* [WHAT TO PRODUCE]: Could you output each line of the data that follows exactly?

Dataset records

● ● ● ● ●

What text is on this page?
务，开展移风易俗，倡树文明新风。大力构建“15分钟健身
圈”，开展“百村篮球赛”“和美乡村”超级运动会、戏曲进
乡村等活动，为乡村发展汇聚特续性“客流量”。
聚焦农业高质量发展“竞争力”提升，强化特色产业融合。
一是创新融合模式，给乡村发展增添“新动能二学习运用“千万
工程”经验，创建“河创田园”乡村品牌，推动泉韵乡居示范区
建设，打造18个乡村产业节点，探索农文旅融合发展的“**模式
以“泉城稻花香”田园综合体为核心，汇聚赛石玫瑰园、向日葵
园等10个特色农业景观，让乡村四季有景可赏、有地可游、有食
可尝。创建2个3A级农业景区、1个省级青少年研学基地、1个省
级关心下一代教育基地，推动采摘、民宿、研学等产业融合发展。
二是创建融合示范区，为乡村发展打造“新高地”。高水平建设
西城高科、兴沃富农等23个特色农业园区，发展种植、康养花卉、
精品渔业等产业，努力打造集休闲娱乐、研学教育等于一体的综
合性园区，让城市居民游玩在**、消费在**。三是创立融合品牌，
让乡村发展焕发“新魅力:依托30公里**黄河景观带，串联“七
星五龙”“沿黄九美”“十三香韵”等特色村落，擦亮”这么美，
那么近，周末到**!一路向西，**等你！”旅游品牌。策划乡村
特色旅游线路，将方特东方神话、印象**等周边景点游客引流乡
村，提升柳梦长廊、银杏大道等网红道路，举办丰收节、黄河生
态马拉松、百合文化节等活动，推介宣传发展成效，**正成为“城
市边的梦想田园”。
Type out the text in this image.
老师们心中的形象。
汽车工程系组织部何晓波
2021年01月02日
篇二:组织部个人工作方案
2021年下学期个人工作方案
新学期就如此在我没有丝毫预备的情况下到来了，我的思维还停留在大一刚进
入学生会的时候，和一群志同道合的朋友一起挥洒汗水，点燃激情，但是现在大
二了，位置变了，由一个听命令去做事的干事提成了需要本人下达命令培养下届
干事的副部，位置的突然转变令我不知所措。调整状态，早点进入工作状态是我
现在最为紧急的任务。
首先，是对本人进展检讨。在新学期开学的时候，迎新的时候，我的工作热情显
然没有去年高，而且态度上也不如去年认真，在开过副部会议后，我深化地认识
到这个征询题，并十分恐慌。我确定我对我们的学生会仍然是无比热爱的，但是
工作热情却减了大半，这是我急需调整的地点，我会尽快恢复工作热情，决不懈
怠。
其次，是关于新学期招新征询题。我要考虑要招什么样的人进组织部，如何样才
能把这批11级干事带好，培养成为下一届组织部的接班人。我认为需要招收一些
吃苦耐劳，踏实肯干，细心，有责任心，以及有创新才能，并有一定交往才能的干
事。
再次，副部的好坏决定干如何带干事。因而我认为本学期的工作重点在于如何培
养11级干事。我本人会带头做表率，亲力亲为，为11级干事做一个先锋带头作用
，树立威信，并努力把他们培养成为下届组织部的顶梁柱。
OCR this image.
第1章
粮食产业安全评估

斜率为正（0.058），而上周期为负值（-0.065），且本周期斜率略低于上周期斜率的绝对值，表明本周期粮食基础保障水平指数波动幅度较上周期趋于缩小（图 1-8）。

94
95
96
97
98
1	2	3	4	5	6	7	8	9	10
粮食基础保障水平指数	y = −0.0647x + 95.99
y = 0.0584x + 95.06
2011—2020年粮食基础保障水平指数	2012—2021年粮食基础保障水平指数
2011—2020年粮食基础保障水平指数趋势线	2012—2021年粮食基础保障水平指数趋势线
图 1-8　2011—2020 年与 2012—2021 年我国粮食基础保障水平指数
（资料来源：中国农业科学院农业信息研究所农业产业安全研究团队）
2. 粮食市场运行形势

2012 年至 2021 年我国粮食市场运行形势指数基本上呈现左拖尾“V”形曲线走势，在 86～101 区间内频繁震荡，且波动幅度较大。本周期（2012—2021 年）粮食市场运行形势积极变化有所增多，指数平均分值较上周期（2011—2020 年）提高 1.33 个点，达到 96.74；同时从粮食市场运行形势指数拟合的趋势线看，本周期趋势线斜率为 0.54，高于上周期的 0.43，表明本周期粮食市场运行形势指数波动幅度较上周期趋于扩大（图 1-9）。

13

● ● ● ● ●

* [SOLUTION]:
What text is on this page?
务，开展移风易俗，倡树文明新风。大力构建“15分钟健身
圈”，开展“百村篮球赛”“和美乡村”超级运动会、戏曲进
乡村等活动，为乡村发展汇聚特续性“客流量”。
聚焦农业高质量发展“竞争力”提升，强化特色产业融合。
一是创新融合模式，给乡村发展增添“新动能二学习运用“千万
工程”经验，创建“河创田园”乡村品牌，推动泉韵乡居示范区
建设，打造18个乡村产业节点，探索农文旅融合发展的“**模式
以“泉城稻花香”田园综合体为核心，汇聚赛石玫瑰园、向日葵
园等10个特色农业景观，让乡村四季有景可赏、有地可游、有食
可尝。创建2个3A级农业景区、1个省级青少年研学基地、1个省
级关心下一代教育基地，推动采摘、民宿、研学等产业融合发展。
二是创建融合示范区，为乡村发展打造“新高地”。高水平建设
西城高科、兴沃富农等23个特色农业园区，发展种植、康养花卉、
精品渔业等产业，努力打造集休闲娱乐、研学教育等于一体的综
合性园区，让城市居民游玩在**、消费在**。三是创立融合品牌，
让乡村发展焕发“新魅力:依托30公里**黄河景观带，串联“七
星五龙”“沿黄九美”“十三香韵”等特色村落，擦亮”这么美，
那么近，周末到**!一路向西，**等你！”旅游品牌。策划乡村
特色旅游线路，将方特东方神话、印象**等周边景点游客引流乡
村，提升柳梦长廊、银杏大道等网红道路，举办丰收节、黄河生
态马拉松、百合文化节等活动，推介宣传发展成效，**正成为“城
市边的梦想田园”。
Type out the text in this image.
老师们心中的形象。
汽车工程系组织部何晓波
2021年01月02日
篇二:组织部个人工作方案
2021年下学期个人工作方案
新学期就如此在我没有丝毫预备的情况下到来了，我的思维还停留在大一刚进
入学生会的时候，和一群志同道合的朋友一起挥洒汗水，点燃激情，但是现在大
二了，位置变了，由一个听命令去做事的干事提成了需要本人下达命令培养下届
干事的副部，位置的突然转变令我不知所措。调整状态，早点进入工作状态是我
现在最为紧急的任务。
首先，是对本人进展检讨。在新学期开学的时候，迎新的时候，我的工作热情显
然没有去年高，而且态度上也不如去年认真，在开过副部会议后，我深化地认识
到这个征询题，并十分恐慌。我确定我对我们的学生会仍然是无比热爱的，但是
工作热情却减了大半，这是我急需调整的地点，我会尽快恢复工作热情，决不懈
怠。
其次，是关于新学期招新征询题。我要考虑要招什么样的人进组织部，如何样才
能把这批11级干事带好，培养成为下一届组织部的接班人。我认为需要招收一些
吃苦耐劳，踏实肯干，细心，有责任心，以及有创新才能，并有一定交往才能的干
事。
再次，副部的好坏决定干如何带干事。因而我认为本学期的工作重点在于如何培
养11级干事。我本人会带头做表率，亲力亲为，为11级干事做一个先锋带头作用
，树立威信，并努力把他们培养成为下届组织部的顶梁柱。
OCR this image.
第1章
粮食产业安全评估

斜率为正（0.058），而上周期为负值（-0.065），且本周期斜率略低于上周期斜率的绝对值，表明本周期粮食基础保障水平指数波动幅度较上周期趋于缩小（图 1-8）。

94
95
96
97
98
1	2	3	4	5	6	7	8	9	10
粮食基础保障水平指数	y = −0.0647x + 95.99
y = 0.0584x + 95.06
2011—2020年粮食基础保障水平指数	2012—2021年粮食基础保障水平指数
2011—2020年粮食基础保障水平指数趋势线	2012—2021年粮食基础保障水平指数趋势线
图 1-8　2011—2020 年与 2012—2021 年我国粮食基础保障水平指数
（资料来源：中国农业科学院农业信息研究所农业产业安全研究团队）
2. 粮食市场运行形势

2012 年至 2021 年我国粮食市场运行形势指数基本上呈现左拖尾“V”形曲线走势，在 86～101 区间内频繁震荡，且波动幅度较大。本周期（2012—2021 年）粮食市场运行形势积极变化有所增多，指数平均分值较上周期（2011—2020 年）提高 1.33 个点，达到 96.74；同时从粮食市场运行形势指数拟合的趋势线看，本周期趋势线斜率为 0.54，高于上周期的 0.43，表明本周期粮食市场运行形势指数波动幅度较上周期趋于扩大（图 1-9）。

13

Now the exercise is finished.